Work to do
Edit the items below by changing every "Career growth" to "Professional development" and leaving all other text unchanged.

Data supplied
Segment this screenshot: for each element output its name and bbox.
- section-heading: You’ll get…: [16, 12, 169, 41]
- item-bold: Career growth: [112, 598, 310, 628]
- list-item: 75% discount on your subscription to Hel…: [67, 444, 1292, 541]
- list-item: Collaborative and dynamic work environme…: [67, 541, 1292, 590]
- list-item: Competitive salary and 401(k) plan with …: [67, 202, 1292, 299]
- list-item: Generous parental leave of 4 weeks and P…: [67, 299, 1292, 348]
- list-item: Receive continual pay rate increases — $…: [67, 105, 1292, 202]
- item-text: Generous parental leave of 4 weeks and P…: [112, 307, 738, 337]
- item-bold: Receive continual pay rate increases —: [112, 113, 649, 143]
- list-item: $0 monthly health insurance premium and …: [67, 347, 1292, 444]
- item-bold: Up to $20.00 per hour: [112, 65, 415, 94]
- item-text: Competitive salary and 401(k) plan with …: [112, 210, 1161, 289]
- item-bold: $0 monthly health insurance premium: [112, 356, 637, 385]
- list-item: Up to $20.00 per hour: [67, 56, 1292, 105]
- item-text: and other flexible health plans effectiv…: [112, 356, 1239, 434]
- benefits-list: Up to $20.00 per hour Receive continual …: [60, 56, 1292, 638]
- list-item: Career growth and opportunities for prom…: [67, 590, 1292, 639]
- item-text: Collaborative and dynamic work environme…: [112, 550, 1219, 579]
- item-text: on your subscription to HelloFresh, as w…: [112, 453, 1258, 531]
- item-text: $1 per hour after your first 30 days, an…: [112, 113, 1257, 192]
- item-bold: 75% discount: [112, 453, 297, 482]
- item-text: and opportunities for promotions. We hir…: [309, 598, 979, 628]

Response
Segment this screenshot: for each element output its name and bbox.
- section-heading: You’ll get…: [16, 12, 169, 41]
- item-bold: Professional development: [112, 598, 310, 628]
- list-item: 75% discount on your subscription to Hel…: [67, 444, 1292, 541]
- list-item: Collaborative and dynamic work environme…: [67, 541, 1292, 590]
- list-item: Competitive salary and 401(k) plan with …: [67, 202, 1292, 299]
- list-item: Generous parental leave of 4 weeks and P…: [67, 299, 1292, 348]
- list-item: Receive continual pay rate increases — $…: [67, 105, 1292, 202]
- item-text: Generous parental leave of 4 weeks and P…: [112, 307, 738, 337]
- item-bold: Receive continual pay rate increases —: [112, 113, 649, 143]
- list-item: $0 monthly health insurance premium and …: [67, 347, 1292, 444]
- item-bold: Up to $20.00 per hour: [112, 65, 415, 94]
- item-text: Competitive salary and 401(k) plan with …: [112, 210, 1161, 289]
- item-bold: $0 monthly health insurance premium: [112, 356, 637, 385]
- list-item: Up to $20.00 per hour: [67, 56, 1292, 105]
- item-text: and other flexible health plans effectiv…: [112, 356, 1239, 434]
- benefits-list: Up to $20.00 per hour Receive continual …: [60, 56, 1292, 638]
- list-item: Professional development and opportunities for prom…: [67, 590, 1292, 639]
- item-text: Collaborative and dynamic work environme…: [112, 550, 1219, 579]
- item-text: on your subscription to HelloFresh, as w…: [112, 453, 1258, 531]
- item-text: $1 per hour after your first 30 days, an…: [112, 113, 1257, 192]
- item-bold: 75% discount: [112, 453, 297, 482]
- item-text: and opportunities for promotions. We hir…: [309, 598, 979, 628]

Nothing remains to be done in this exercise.